(INSTRUCTION) Below is a listing to transcribe in full and exactly; keep the pictures out.

(DATA SUPPLIED)

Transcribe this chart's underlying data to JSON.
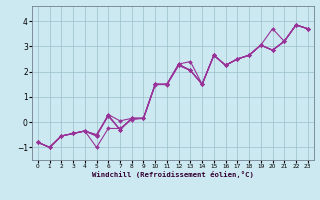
{
  "xlabel": "Windchill (Refroidissement éolien,°C)",
  "background_color": "#cce8f0",
  "grid_color": "#9bbfcc",
  "line_color": "#993399",
  "xlim": [
    -0.5,
    23.5
  ],
  "ylim": [
    -1.5,
    4.6
  ],
  "yticks": [
    -1,
    0,
    1,
    2,
    3,
    4
  ],
  "xticks": [
    0,
    1,
    2,
    3,
    4,
    5,
    6,
    7,
    8,
    9,
    10,
    11,
    12,
    13,
    14,
    15,
    16,
    17,
    18,
    19,
    20,
    21,
    22,
    23
  ],
  "x": [
    0,
    1,
    2,
    3,
    4,
    5,
    6,
    7,
    8,
    9,
    10,
    11,
    12,
    13,
    14,
    15,
    16,
    17,
    18,
    19,
    20,
    21,
    22,
    23
  ],
  "series_y": [
    [
      -0.8,
      -1.0,
      -0.55,
      -0.45,
      -0.35,
      -1.0,
      -0.25,
      -0.25,
      0.1,
      0.15,
      1.5,
      1.5,
      2.3,
      2.4,
      1.5,
      2.65,
      2.25,
      2.5,
      2.65,
      3.05,
      3.7,
      3.2,
      3.85,
      3.7
    ],
    [
      -0.8,
      -1.0,
      -0.55,
      -0.45,
      -0.35,
      -0.55,
      0.3,
      0.05,
      0.15,
      0.15,
      1.5,
      1.5,
      2.3,
      2.05,
      1.5,
      2.65,
      2.25,
      2.5,
      2.65,
      3.05,
      2.85,
      3.2,
      3.85,
      3.7
    ],
    [
      -0.8,
      -1.0,
      -0.55,
      -0.45,
      -0.35,
      -0.55,
      0.28,
      -0.3,
      0.15,
      0.15,
      1.48,
      1.5,
      2.28,
      2.05,
      1.5,
      2.65,
      2.25,
      2.5,
      2.65,
      3.05,
      2.85,
      3.2,
      3.85,
      3.7
    ],
    [
      -0.8,
      -1.0,
      -0.55,
      -0.45,
      -0.35,
      -0.5,
      0.26,
      -0.3,
      0.15,
      0.15,
      1.5,
      1.48,
      2.25,
      2.05,
      1.5,
      2.65,
      2.25,
      2.5,
      2.65,
      3.05,
      2.85,
      3.2,
      3.85,
      3.7
    ],
    [
      -0.8,
      -1.0,
      -0.55,
      -0.45,
      -0.35,
      -0.5,
      0.24,
      -0.3,
      0.15,
      0.15,
      1.5,
      1.5,
      2.25,
      2.05,
      1.5,
      2.65,
      2.25,
      2.5,
      2.65,
      3.05,
      2.85,
      3.2,
      3.85,
      3.7
    ]
  ],
  "marker": "D",
  "markersize": 2.0,
  "linewidth": 0.8
}
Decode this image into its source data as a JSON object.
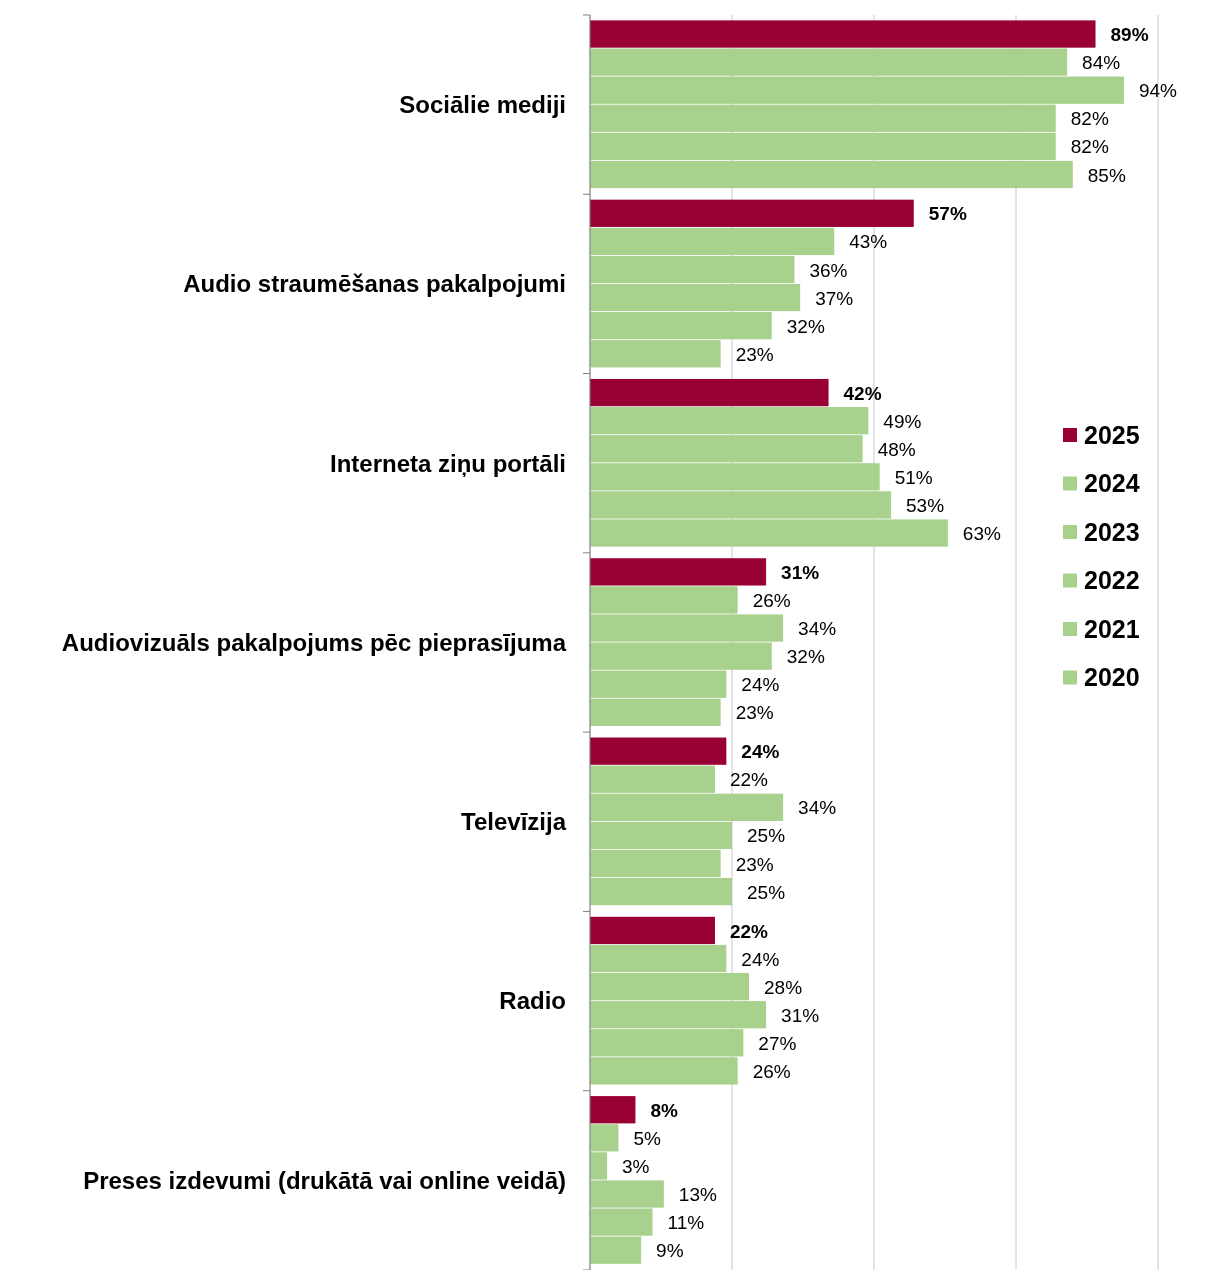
{
  "chart_data": {
    "type": "bar",
    "orientation": "horizontal",
    "categories": [
      "Sociālie mediji",
      "Audio straumēšanas pakalpojumi",
      "Interneta ziņu portāli",
      "Audiovizuāls pakalpojums pēc pieprasījuma",
      "Televīzija",
      "Radio",
      "Preses izdevumi (drukātā vai online veidā)"
    ],
    "series": [
      {
        "name": "2025",
        "color": "#990033",
        "values": [
          89,
          57,
          42,
          31,
          24,
          22,
          8
        ],
        "value_labels": [
          "89%",
          "57%",
          "42%",
          "31%",
          "24%",
          "22%",
          "8%"
        ]
      },
      {
        "name": "2024",
        "color": "#a9d18e",
        "values": [
          84,
          43,
          49,
          26,
          22,
          24,
          5
        ],
        "value_labels": [
          "84%",
          "43%",
          "49%",
          "26%",
          "22%",
          "24%",
          "5%"
        ]
      },
      {
        "name": "2023",
        "color": "#a9d18e",
        "values": [
          94,
          36,
          48,
          34,
          34,
          28,
          3
        ],
        "value_labels": [
          "94%",
          "36%",
          "48%",
          "34%",
          "34%",
          "28%",
          "3%"
        ]
      },
      {
        "name": "2022",
        "color": "#a9d18e",
        "values": [
          82,
          37,
          51,
          32,
          25,
          31,
          13
        ],
        "value_labels": [
          "82%",
          "37%",
          "51%",
          "32%",
          "25%",
          "31%",
          "13%"
        ]
      },
      {
        "name": "2021",
        "color": "#a9d18e",
        "values": [
          82,
          32,
          53,
          24,
          23,
          27,
          11
        ],
        "value_labels": [
          "82%",
          "32%",
          "53%",
          "24%",
          "23%",
          "27%",
          "11%"
        ]
      },
      {
        "name": "2020",
        "color": "#a9d18e",
        "values": [
          85,
          23,
          63,
          23,
          25,
          26,
          9
        ],
        "value_labels": [
          "85%",
          "23%",
          "63%",
          "23%",
          "25%",
          "26%",
          "9%"
        ]
      }
    ],
    "xlim": [
      0,
      100
    ],
    "xticks": [
      {
        "value": 0,
        "label": null
      },
      {
        "value": 25,
        "label": null
      },
      {
        "value": 50,
        "label": null
      },
      {
        "value": 75,
        "label": null
      },
      {
        "value": 100,
        "label": null
      }
    ],
    "grid": "x",
    "legend": "right",
    "tick_labels": "y"
  }
}
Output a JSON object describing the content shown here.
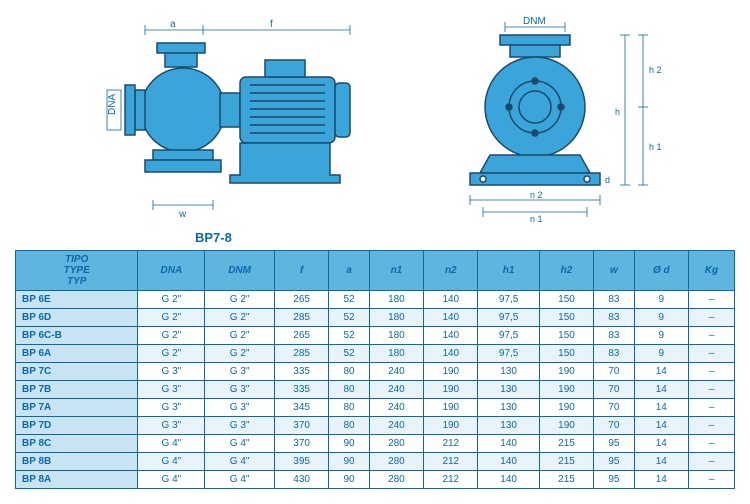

(SOLUTION TO THIS PROBLEM)
Transcribe this chart's underlying data to JSON.
{
  "xlabel": "Windchill (Refroidissement éolien,°C)",
  "background_color": "#cce8f0",
  "grid_color": "#9bbfcc",
  "line_color": "#993399",
  "xlim": [
    -0.5,
    23.5
  ],
  "ylim": [
    -1.5,
    4.6
  ],
  "yticks": [
    -1,
    0,
    1,
    2,
    3,
    4
  ],
  "xticks": [
    0,
    1,
    2,
    3,
    4,
    5,
    6,
    7,
    8,
    9,
    10,
    11,
    12,
    13,
    14,
    15,
    16,
    17,
    18,
    19,
    20,
    21,
    22,
    23
  ],
  "x": [
    0,
    1,
    2,
    3,
    4,
    5,
    6,
    7,
    8,
    9,
    10,
    11,
    12,
    13,
    14,
    15,
    16,
    17,
    18,
    19,
    20,
    21,
    22,
    23
  ],
  "series_y": [
    [
      -0.8,
      -1.0,
      -0.55,
      -0.45,
      -0.35,
      -1.0,
      -0.25,
      -0.25,
      0.1,
      0.15,
      1.5,
      1.5,
      2.3,
      2.4,
      1.5,
      2.65,
      2.25,
      2.5,
      2.65,
      3.05,
      3.7,
      3.2,
      3.85,
      3.7
    ],
    [
      -0.8,
      -1.0,
      -0.55,
      -0.45,
      -0.35,
      -0.55,
      0.3,
      0.05,
      0.15,
      0.15,
      1.5,
      1.5,
      2.3,
      2.05,
      1.5,
      2.65,
      2.25,
      2.5,
      2.65,
      3.05,
      2.85,
      3.2,
      3.85,
      3.7
    ],
    [
      -0.8,
      -1.0,
      -0.55,
      -0.45,
      -0.35,
      -0.55,
      0.28,
      -0.3,
      0.15,
      0.15,
      1.48,
      1.5,
      2.28,
      2.05,
      1.5,
      2.65,
      2.25,
      2.5,
      2.65,
      3.05,
      2.85,
      3.2,
      3.85,
      3.7
    ],
    [
      -0.8,
      -1.0,
      -0.55,
      -0.45,
      -0.35,
      -0.5,
      0.26,
      -0.3,
      0.15,
      0.15,
      1.5,
      1.48,
      2.25,
      2.05,
      1.5,
      2.65,
      2.25,
      2.5,
      2.65,
      3.05,
      2.85,
      3.2,
      3.85,
      3.7
    ],
    [
      -0.8,
      -1.0,
      -0.55,
      -0.45,
      -0.35,
      -0.5,
      0.24,
      -0.3,
      0.15,
      0.15,
      1.5,
      1.5,
      2.25,
      2.05,
      1.5,
      2.65,
      2.25,
      2.5,
      2.65,
      3.05,
      2.85,
      3.2,
      3.85,
      3.7
    ]
  ],
  "marker": "D",
  "markersize": 2.0,
  "linewidth": 0.8
}
Decode this image into its source data as a JSON object.
{
  "chart_data": {
    "type": "bar",
    "orientation": "horizontal",
    "categories": [
      "Sociālie mediji",
      "Audio straumēšanas pakalpojumi",
      "Interneta ziņu portāli",
      "Audiovizuāls pakalpojums pēc pieprasījuma",
      "Televīzija",
      "Radio",
      "Preses izdevumi (drukātā vai online veidā)"
    ],
    "series": [
      {
        "name": "2025",
        "color": "#990033",
        "values": [
          89,
          57,
          42,
          31,
          24,
          22,
          8
        ],
        "value_labels": [
          "89%",
          "57%",
          "42%",
          "31%",
          "24%",
          "22%",
          "8%"
        ]
      },
      {
        "name": "2024",
        "color": "#a9d18e",
        "values": [
          84,
          43,
          49,
          26,
          22,
          24,
          5
        ],
        "value_labels": [
          "84%",
          "43%",
          "49%",
          "26%",
          "22%",
          "24%",
          "5%"
        ]
      },
      {
        "name": "2023",
        "color": "#a9d18e",
        "values": [
          94,
          36,
          48,
          34,
          34,
          28,
          3
        ],
        "value_labels": [
          "94%",
          "36%",
          "48%",
          "34%",
          "34%",
          "28%",
          "3%"
        ]
      },
      {
        "name": "2022",
        "color": "#a9d18e",
        "values": [
          82,
          37,
          51,
          32,
          25,
          31,
          13
        ],
        "value_labels": [
          "82%",
          "37%",
          "51%",
          "32%",
          "25%",
          "31%",
          "13%"
        ]
      },
      {
        "name": "2021",
        "color": "#a9d18e",
        "values": [
          82,
          32,
          53,
          24,
          23,
          27,
          11
        ],
        "value_labels": [
          "82%",
          "32%",
          "53%",
          "24%",
          "23%",
          "27%",
          "11%"
        ]
      },
      {
        "name": "2020",
        "color": "#a9d18e",
        "values": [
          85,
          23,
          63,
          23,
          25,
          26,
          9
        ],
        "value_labels": [
          "85%",
          "23%",
          "63%",
          "23%",
          "25%",
          "26%",
          "9%"
        ]
      }
    ],
    "xlim": [
      0,
      100
    ],
    "xticks": [
      {
        "value": 0,
        "label": null
      },
      {
        "value": 25,
        "label": null
      },
      {
        "value": 50,
        "label": null
      },
      {
        "value": 75,
        "label": null
      },
      {
        "value": 100,
        "label": null
      }
    ],
    "grid": "x",
    "legend": "right",
    "tick_labels": "y"
  }
}
Output a JSON object describing the content shown here.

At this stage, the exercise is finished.